SOURCE DATA -
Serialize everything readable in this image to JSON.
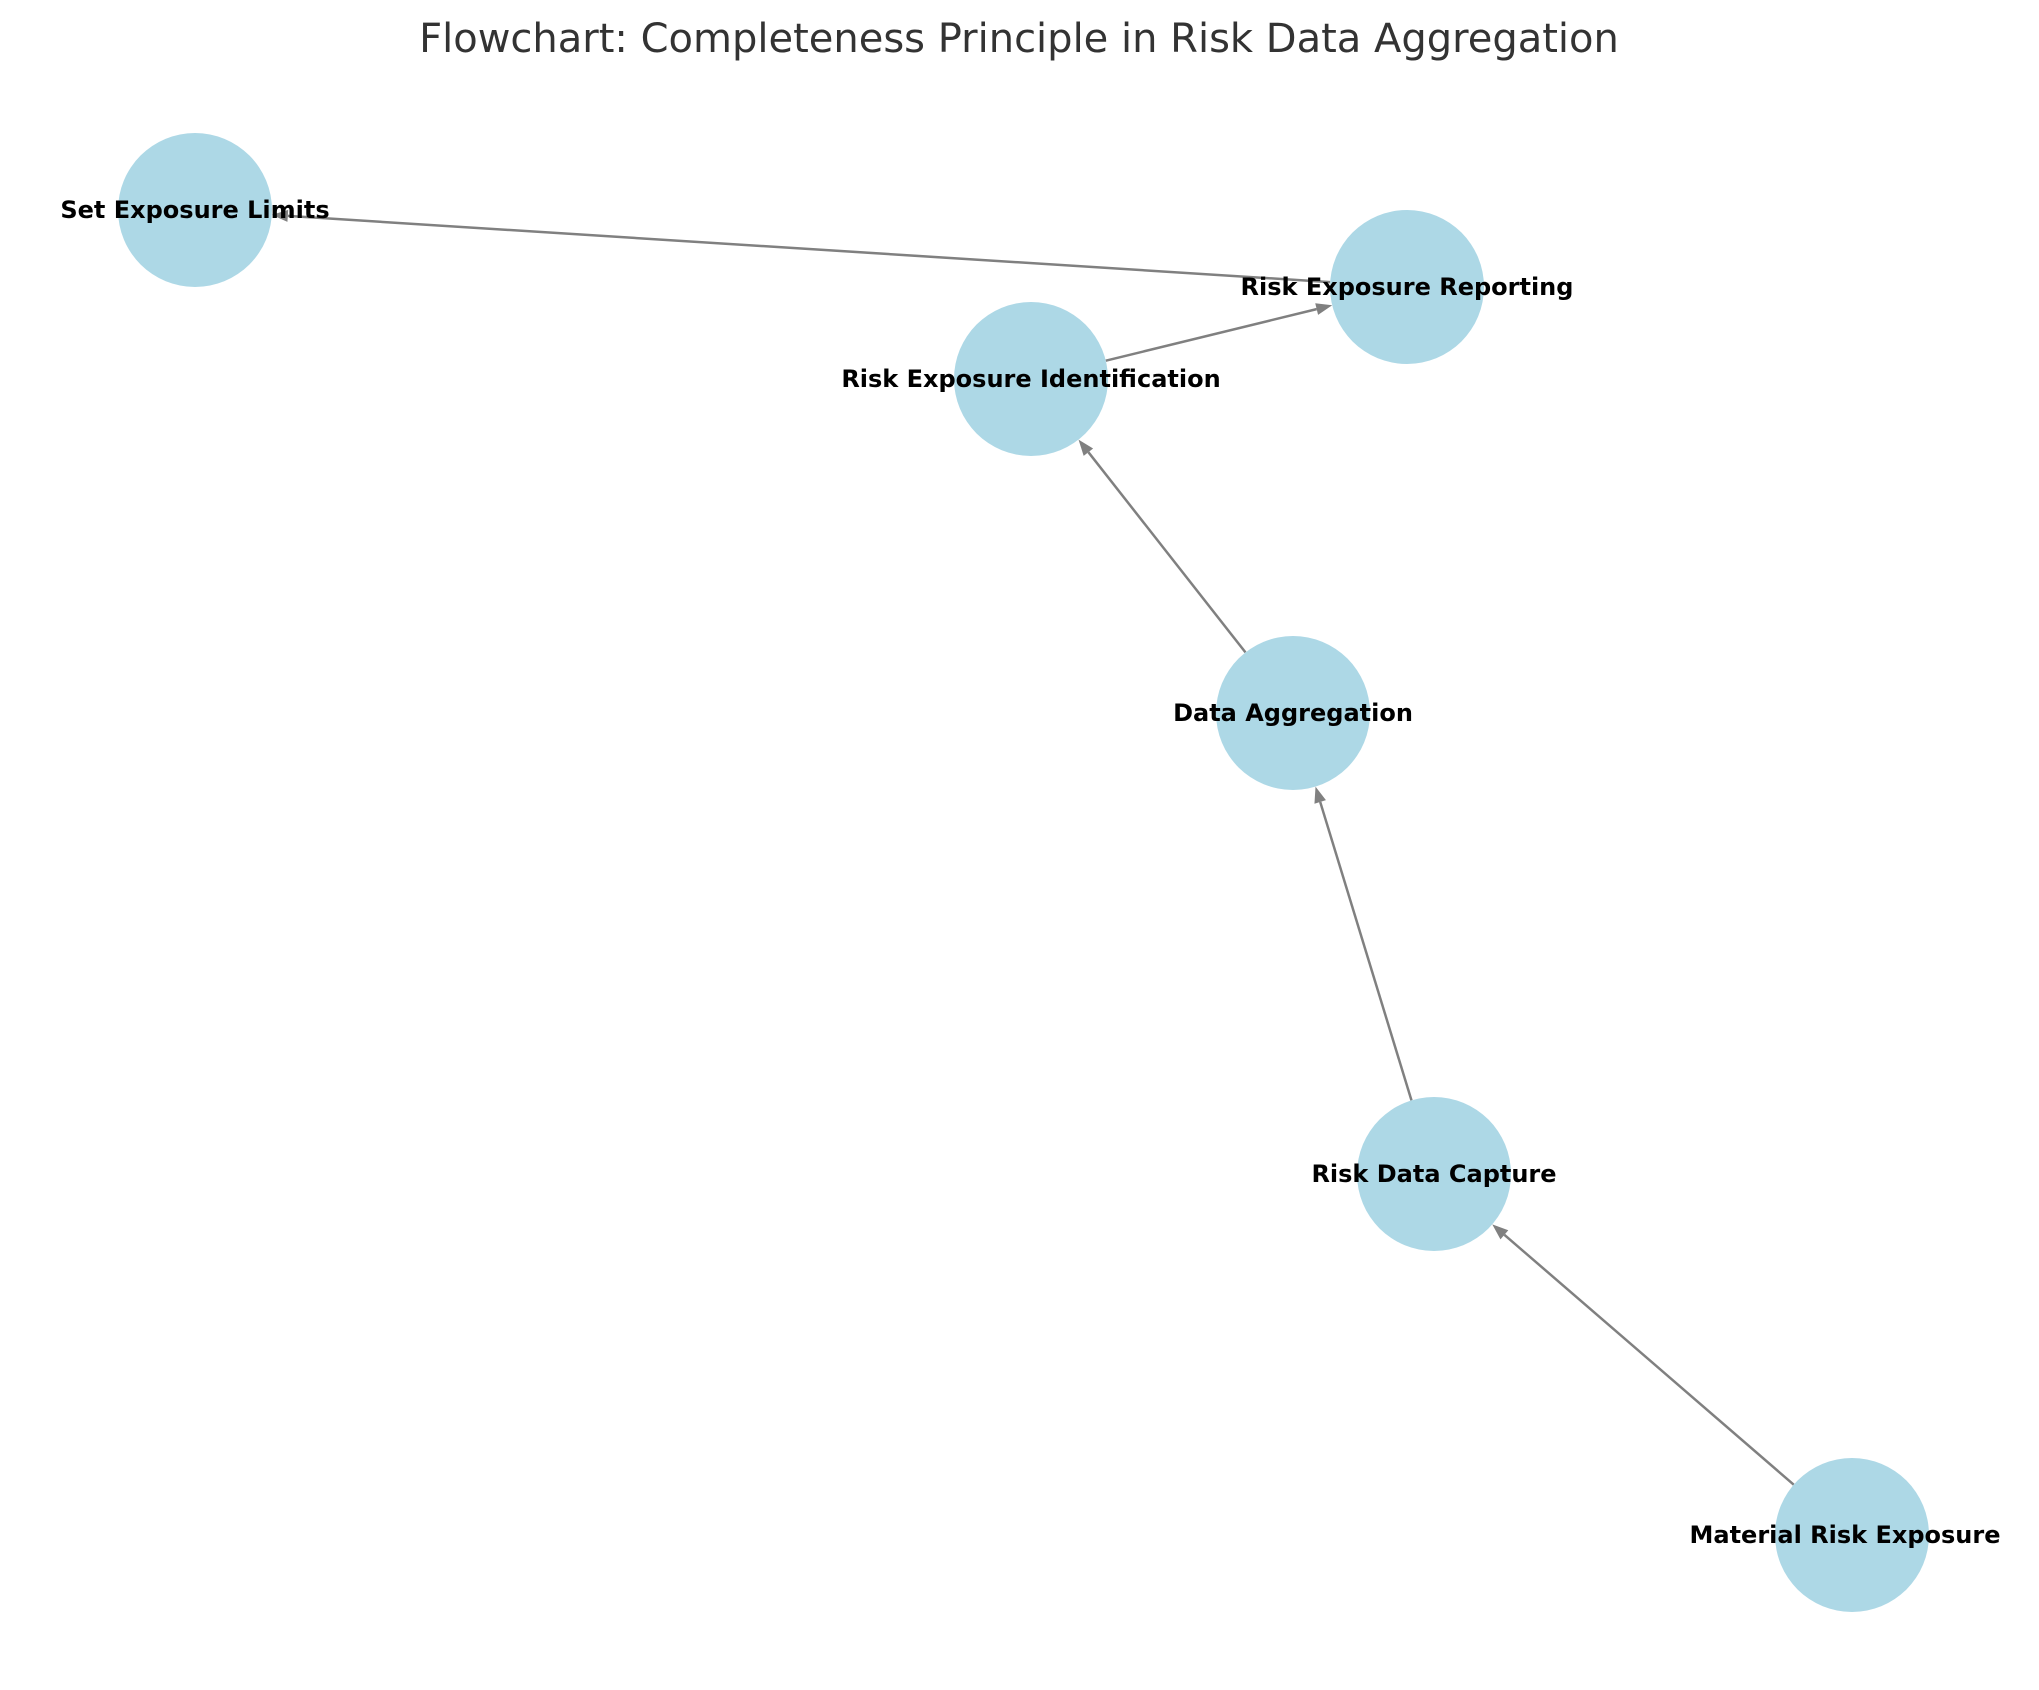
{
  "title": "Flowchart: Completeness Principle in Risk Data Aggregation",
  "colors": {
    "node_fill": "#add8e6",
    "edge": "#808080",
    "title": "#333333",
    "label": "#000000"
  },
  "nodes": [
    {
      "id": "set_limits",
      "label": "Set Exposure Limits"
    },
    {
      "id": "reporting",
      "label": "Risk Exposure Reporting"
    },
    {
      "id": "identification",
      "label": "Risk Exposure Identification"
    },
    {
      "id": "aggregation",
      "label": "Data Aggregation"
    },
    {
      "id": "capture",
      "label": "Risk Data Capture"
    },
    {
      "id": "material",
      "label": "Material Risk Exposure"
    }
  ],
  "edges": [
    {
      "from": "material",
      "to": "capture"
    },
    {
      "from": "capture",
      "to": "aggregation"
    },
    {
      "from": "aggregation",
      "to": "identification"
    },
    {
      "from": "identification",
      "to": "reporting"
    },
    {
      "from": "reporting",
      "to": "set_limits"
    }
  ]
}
...
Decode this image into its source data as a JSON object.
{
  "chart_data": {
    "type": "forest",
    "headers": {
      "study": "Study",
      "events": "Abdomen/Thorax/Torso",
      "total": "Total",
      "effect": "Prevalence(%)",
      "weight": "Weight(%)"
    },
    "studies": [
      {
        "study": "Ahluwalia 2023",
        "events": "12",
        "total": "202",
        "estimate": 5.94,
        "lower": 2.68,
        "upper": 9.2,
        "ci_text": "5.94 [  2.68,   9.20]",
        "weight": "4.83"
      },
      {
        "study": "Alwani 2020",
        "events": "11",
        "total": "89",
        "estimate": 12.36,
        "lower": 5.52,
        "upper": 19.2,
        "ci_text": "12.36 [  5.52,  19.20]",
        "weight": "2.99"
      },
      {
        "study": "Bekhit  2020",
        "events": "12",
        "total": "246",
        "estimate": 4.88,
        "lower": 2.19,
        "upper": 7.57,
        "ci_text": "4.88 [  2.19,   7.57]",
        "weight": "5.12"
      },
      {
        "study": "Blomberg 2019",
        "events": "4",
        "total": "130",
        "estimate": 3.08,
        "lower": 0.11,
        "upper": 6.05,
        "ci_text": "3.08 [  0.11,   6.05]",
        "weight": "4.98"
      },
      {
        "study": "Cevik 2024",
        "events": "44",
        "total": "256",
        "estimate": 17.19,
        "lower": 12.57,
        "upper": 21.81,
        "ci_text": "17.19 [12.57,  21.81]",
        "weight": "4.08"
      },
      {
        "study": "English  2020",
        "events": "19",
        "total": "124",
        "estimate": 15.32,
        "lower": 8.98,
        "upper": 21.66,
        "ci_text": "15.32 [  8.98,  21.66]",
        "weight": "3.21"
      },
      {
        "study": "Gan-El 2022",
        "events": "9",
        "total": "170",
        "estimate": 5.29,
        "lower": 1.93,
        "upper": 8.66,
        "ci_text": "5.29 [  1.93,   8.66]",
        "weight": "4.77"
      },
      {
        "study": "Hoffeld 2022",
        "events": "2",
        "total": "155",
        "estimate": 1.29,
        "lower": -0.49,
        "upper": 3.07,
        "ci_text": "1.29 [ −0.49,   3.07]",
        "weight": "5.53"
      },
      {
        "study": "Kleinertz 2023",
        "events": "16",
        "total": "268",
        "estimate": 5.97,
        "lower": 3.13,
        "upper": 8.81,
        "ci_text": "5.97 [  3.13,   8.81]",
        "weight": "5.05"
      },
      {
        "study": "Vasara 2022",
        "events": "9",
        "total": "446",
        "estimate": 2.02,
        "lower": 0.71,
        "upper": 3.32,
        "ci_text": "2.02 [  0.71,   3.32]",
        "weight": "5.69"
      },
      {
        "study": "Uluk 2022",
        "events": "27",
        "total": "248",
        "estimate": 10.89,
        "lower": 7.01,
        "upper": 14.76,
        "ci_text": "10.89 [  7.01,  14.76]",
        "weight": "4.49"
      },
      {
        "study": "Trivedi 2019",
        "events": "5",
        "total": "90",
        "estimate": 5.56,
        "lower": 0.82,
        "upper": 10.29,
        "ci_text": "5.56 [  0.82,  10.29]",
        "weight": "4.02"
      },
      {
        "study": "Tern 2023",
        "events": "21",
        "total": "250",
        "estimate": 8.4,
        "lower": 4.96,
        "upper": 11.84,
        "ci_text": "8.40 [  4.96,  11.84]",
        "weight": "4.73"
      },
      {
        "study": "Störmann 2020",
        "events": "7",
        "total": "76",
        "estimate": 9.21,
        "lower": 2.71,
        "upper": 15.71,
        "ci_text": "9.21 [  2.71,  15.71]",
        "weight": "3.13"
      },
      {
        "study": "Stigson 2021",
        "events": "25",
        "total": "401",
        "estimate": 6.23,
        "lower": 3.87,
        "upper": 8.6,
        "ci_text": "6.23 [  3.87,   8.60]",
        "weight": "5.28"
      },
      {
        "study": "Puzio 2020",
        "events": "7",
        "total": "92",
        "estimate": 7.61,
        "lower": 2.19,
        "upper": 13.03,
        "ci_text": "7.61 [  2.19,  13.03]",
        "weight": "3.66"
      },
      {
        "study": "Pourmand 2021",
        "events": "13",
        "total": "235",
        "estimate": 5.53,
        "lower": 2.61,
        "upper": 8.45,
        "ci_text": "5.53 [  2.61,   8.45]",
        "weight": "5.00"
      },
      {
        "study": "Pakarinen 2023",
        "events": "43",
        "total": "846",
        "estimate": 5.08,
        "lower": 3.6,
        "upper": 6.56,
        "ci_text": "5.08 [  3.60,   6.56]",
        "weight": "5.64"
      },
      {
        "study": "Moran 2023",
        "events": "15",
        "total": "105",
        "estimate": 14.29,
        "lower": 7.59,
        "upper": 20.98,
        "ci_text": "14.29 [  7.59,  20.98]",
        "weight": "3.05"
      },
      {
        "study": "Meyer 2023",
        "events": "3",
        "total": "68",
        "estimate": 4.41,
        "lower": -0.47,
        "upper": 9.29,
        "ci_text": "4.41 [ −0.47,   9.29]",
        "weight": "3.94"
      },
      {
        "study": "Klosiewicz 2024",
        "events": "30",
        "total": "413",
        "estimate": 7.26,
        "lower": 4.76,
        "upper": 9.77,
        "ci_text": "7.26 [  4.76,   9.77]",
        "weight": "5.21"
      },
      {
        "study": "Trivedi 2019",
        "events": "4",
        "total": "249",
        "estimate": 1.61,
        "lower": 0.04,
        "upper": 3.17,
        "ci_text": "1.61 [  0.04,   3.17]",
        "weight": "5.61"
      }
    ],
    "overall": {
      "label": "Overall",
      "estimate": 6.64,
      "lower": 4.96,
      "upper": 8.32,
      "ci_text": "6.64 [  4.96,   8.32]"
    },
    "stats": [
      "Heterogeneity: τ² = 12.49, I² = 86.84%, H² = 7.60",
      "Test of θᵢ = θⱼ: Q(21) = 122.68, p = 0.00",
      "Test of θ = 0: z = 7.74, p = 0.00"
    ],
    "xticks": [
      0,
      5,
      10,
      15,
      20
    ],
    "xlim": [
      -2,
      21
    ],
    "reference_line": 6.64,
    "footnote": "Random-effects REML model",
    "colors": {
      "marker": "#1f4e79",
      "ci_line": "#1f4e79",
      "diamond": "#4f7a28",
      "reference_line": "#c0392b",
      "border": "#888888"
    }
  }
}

WRITTEN PROBLEM - Sift the material for lines with the string "title". Copy each one found.

RESPONSE FOR THIS EXERCISE -
  "title": "Flowchart: Completeness Principle in Risk Data Aggregation",
    "title": "#333333",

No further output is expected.